**MATERIAL PROVIDED**
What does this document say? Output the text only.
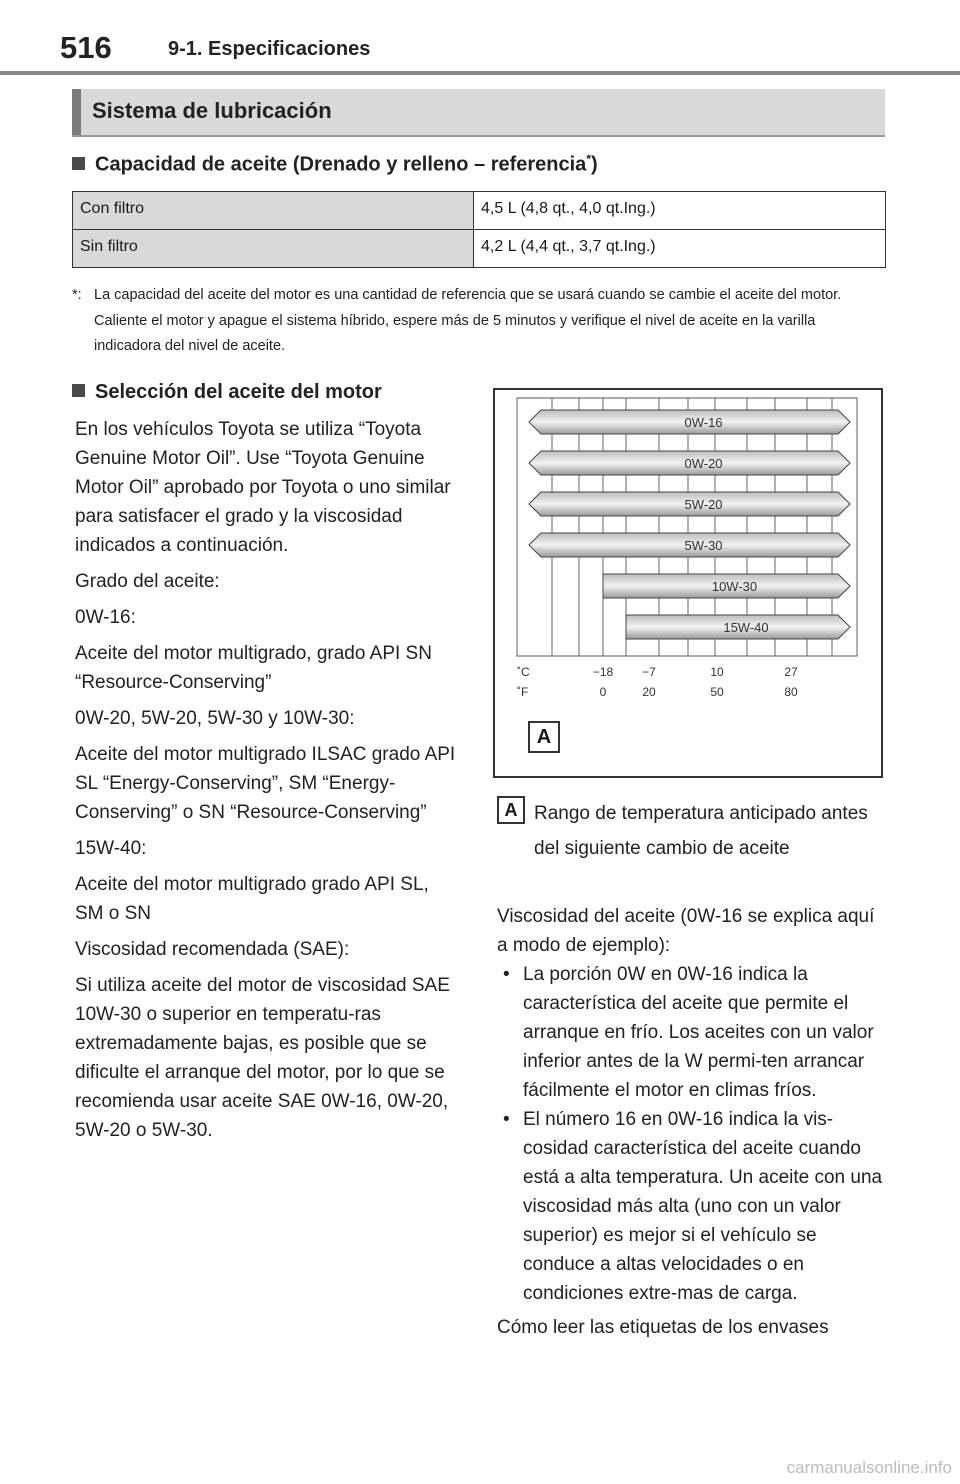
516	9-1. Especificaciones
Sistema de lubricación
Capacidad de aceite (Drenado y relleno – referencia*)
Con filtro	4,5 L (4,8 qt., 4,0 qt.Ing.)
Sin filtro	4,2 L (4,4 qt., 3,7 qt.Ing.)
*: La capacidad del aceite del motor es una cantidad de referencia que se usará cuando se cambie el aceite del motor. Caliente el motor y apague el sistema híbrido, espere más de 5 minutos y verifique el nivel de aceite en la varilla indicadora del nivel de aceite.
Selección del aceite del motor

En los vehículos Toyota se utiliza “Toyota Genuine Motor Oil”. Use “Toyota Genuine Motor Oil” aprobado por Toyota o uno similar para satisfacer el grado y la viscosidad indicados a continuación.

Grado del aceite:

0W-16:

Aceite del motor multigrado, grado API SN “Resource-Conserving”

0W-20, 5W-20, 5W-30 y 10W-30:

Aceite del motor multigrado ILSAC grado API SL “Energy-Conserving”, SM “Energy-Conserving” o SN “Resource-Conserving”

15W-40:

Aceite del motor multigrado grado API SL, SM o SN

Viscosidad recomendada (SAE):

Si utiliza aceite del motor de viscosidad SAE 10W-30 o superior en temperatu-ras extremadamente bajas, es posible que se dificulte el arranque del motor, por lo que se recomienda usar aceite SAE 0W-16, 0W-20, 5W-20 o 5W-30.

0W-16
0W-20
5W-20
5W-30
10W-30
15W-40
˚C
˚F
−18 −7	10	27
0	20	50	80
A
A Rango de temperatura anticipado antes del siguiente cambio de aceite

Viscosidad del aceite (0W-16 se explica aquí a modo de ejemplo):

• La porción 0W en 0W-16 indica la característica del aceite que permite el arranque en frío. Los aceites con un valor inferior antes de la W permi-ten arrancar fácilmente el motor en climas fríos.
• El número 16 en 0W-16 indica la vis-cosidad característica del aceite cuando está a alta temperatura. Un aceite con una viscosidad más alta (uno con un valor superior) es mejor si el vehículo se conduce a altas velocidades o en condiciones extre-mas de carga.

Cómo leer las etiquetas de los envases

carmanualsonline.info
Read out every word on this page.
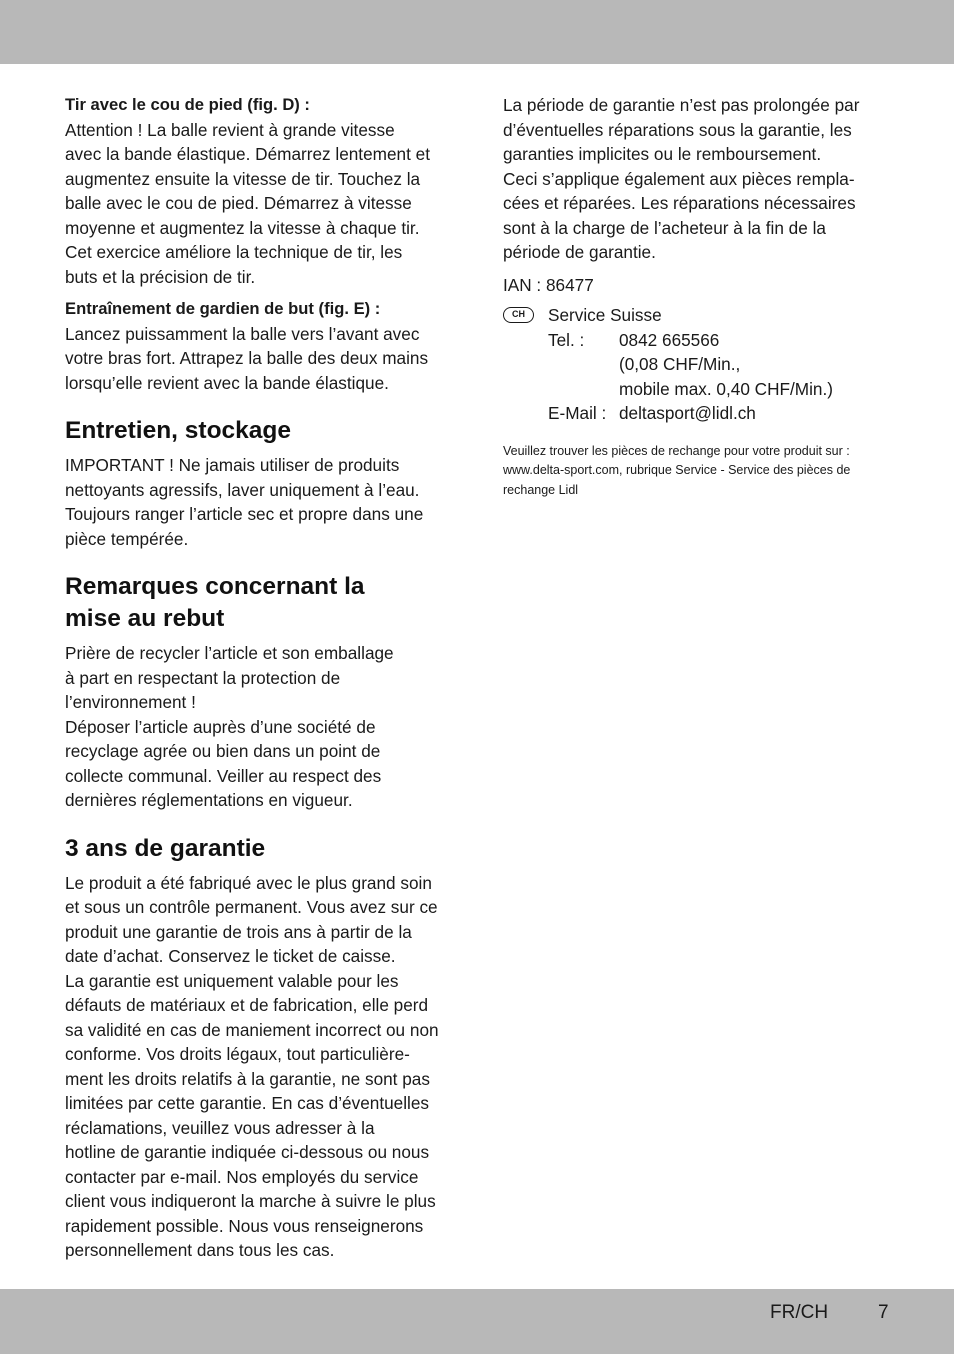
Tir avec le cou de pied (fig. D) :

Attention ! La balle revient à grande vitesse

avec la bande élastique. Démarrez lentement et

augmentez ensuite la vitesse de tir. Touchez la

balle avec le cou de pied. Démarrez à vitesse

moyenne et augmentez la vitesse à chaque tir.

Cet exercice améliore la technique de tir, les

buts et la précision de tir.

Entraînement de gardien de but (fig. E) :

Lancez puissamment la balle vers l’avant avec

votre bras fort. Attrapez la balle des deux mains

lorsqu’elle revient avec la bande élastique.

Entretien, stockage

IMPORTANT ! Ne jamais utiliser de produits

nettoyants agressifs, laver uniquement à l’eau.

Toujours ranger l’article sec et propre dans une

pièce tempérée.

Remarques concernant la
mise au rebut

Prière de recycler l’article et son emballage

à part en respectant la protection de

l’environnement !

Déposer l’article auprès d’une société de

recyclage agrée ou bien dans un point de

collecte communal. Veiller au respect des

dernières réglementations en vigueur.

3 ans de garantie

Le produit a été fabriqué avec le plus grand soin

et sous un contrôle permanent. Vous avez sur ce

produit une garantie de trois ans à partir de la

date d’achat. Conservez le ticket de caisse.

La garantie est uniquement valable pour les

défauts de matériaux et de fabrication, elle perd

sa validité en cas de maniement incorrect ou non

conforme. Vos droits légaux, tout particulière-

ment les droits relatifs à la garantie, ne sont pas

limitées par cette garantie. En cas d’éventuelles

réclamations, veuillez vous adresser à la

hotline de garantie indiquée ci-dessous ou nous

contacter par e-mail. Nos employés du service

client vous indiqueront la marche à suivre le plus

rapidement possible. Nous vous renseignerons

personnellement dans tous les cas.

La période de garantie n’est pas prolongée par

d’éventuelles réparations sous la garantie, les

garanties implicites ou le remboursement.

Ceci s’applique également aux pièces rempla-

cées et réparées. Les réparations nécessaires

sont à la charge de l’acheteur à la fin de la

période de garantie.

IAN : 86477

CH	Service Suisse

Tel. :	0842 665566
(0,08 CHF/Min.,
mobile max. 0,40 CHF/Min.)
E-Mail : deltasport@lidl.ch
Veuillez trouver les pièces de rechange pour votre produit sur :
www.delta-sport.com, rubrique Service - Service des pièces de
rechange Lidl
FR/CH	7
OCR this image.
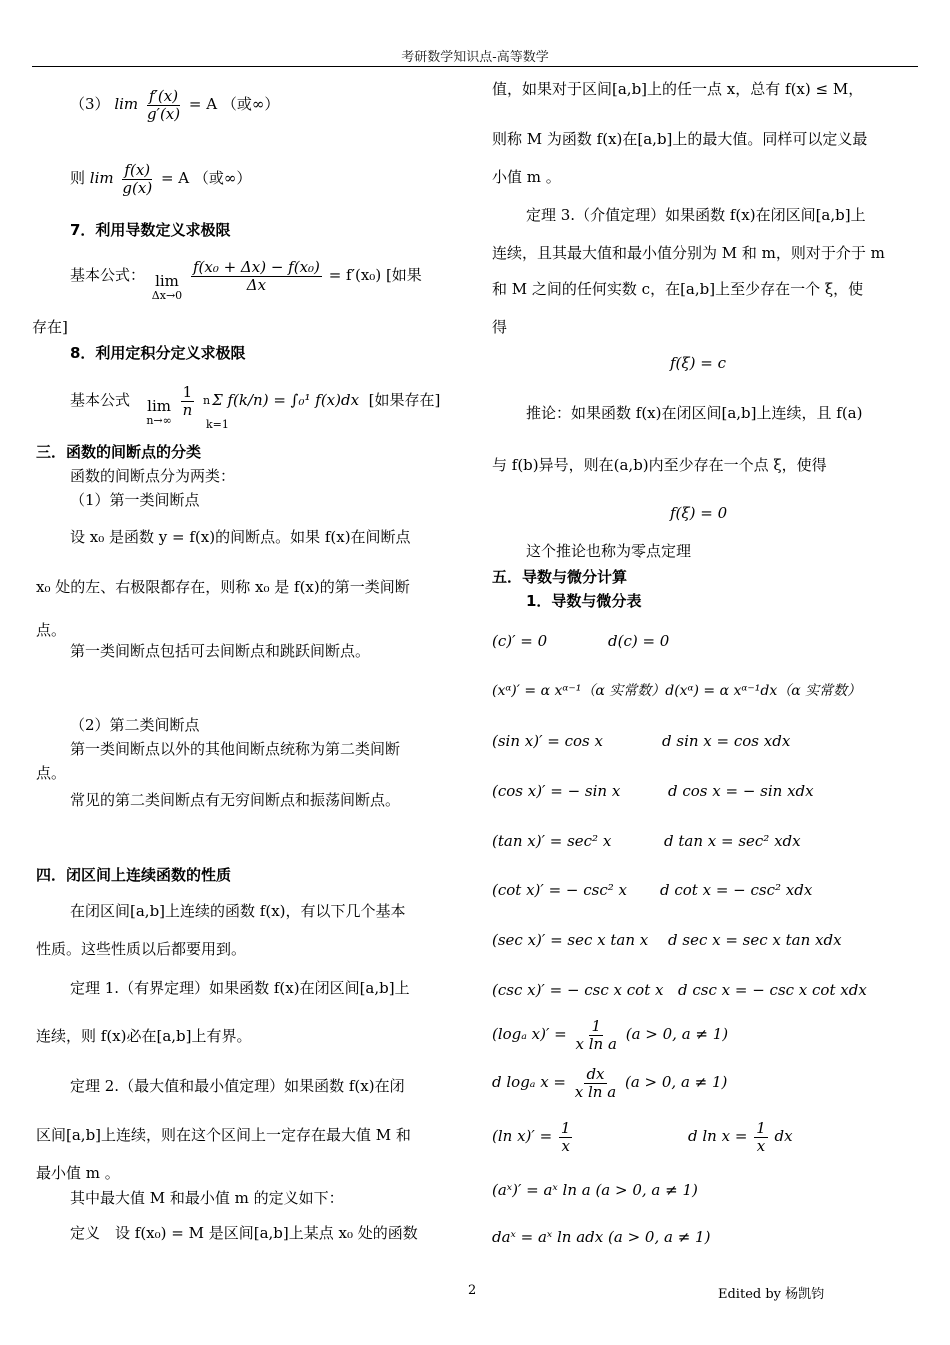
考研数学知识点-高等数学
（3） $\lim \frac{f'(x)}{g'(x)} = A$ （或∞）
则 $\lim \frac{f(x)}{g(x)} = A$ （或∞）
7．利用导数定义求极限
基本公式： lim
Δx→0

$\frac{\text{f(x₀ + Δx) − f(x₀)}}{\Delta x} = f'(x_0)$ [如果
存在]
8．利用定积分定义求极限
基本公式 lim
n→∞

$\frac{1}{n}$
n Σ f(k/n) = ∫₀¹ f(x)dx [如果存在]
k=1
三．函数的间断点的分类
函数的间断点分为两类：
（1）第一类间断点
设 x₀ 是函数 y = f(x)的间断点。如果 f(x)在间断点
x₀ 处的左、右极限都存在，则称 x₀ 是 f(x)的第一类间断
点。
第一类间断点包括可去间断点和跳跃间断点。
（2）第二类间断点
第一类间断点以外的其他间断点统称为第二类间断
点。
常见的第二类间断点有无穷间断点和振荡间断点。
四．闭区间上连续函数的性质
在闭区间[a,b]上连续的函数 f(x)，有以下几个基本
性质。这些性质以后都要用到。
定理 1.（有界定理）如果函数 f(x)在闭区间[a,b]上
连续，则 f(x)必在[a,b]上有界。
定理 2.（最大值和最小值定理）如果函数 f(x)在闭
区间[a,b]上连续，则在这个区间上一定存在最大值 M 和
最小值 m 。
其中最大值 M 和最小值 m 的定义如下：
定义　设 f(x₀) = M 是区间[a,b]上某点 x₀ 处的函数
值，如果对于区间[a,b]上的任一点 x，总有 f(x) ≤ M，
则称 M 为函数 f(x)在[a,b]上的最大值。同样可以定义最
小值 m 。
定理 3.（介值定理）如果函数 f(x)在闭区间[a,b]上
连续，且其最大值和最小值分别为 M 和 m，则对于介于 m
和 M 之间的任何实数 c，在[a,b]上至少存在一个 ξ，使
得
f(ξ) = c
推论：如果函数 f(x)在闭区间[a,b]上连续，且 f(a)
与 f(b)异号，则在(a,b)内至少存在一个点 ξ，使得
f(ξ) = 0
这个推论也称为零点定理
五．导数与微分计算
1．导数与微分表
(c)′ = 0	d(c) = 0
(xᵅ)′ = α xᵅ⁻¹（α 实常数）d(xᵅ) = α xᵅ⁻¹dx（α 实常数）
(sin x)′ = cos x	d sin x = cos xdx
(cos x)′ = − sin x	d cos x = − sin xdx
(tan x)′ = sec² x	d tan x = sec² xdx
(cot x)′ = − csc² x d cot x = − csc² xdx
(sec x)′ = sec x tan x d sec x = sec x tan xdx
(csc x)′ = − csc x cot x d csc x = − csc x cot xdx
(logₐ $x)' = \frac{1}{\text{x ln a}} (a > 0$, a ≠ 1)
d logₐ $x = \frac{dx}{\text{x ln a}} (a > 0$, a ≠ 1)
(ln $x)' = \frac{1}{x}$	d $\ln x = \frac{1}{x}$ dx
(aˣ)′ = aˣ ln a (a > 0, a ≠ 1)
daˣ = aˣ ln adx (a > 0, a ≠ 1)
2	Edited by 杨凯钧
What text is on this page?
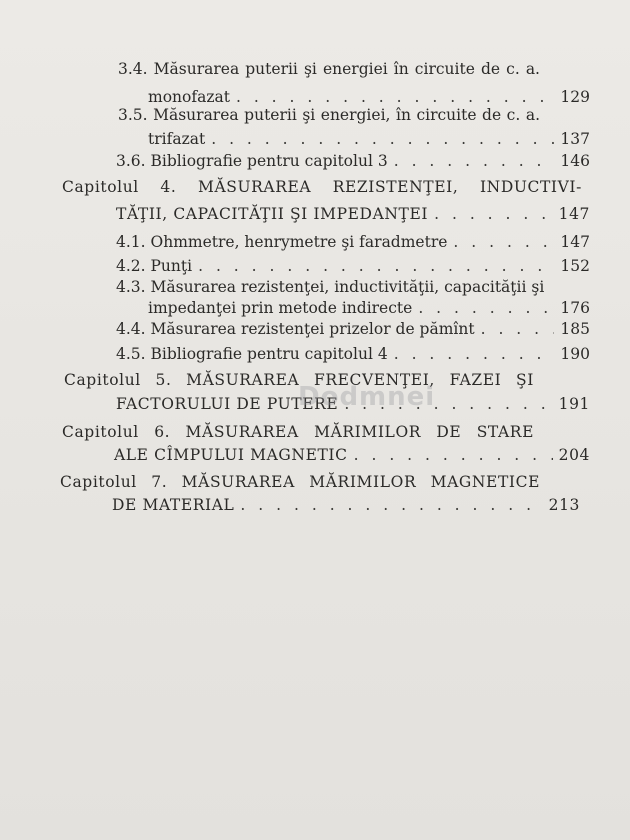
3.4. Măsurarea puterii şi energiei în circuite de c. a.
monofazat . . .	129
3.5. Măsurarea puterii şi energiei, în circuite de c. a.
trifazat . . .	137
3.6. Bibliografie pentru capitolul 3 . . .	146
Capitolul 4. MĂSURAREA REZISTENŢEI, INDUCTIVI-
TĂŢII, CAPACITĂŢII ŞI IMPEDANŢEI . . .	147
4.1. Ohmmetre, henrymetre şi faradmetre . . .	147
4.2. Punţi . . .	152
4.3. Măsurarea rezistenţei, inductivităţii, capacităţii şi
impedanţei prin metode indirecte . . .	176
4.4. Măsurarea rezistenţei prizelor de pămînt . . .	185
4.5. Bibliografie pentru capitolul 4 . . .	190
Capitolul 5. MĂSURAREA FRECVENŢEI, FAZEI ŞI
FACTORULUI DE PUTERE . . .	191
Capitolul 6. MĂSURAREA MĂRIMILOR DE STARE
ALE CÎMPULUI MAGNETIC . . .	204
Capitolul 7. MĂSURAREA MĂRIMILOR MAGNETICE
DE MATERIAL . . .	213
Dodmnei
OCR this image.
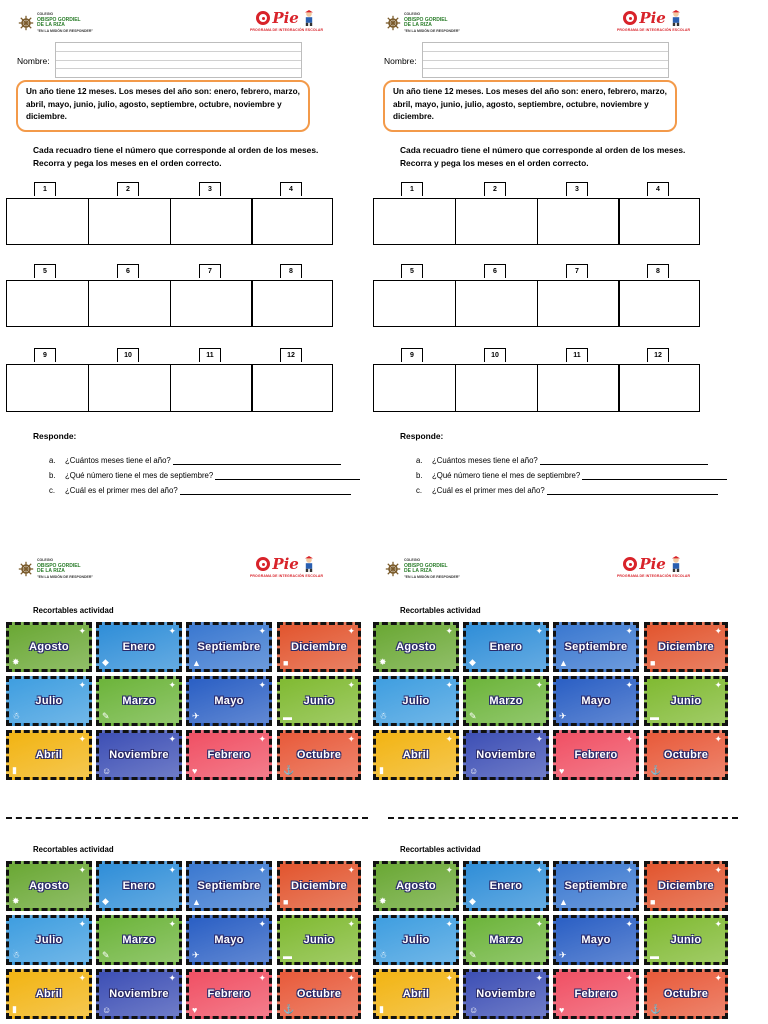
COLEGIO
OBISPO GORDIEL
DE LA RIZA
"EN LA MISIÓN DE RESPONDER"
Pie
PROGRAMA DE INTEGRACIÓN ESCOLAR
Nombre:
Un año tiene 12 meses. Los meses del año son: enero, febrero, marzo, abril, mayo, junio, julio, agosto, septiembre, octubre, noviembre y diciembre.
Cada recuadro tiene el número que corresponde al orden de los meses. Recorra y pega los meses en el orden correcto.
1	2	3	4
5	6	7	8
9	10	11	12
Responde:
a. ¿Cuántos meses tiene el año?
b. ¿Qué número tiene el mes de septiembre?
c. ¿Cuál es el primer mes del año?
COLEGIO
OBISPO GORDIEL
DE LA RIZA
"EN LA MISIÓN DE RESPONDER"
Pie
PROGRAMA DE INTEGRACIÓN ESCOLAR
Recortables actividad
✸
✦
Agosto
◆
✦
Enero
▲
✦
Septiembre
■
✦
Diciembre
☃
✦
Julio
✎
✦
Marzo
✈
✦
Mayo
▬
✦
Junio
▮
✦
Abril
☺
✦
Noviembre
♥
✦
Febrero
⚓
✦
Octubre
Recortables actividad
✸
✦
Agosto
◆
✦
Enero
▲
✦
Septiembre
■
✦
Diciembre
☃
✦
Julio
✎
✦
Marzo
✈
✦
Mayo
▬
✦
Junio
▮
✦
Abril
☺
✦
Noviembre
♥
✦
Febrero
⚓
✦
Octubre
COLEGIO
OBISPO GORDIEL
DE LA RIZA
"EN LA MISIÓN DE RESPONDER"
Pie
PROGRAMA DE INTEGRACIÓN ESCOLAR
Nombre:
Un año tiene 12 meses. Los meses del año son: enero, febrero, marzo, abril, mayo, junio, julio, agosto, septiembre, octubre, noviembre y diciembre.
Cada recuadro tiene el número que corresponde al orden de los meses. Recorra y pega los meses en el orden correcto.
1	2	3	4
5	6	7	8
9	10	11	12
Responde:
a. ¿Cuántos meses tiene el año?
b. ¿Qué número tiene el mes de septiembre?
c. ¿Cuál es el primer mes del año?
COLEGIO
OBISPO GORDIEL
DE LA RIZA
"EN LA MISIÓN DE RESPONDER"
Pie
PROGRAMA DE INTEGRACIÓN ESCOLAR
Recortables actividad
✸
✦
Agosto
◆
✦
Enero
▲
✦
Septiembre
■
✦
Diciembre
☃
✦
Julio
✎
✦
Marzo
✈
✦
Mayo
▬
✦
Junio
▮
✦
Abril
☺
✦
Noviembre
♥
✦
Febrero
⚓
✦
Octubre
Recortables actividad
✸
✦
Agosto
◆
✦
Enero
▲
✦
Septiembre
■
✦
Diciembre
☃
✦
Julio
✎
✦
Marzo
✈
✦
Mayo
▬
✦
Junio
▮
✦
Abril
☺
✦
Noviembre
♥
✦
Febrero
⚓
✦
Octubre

**REQUEST**
Copy every line that includes the string "balle" from the material above.

**SOLUTION**
Attention ! La balle revient à grande vitesse
balle avec le cou de pied. Démarrez à vitesse
Lancez puissamment la balle vers l’avant avec
votre bras fort. Attrapez la balle des deux mains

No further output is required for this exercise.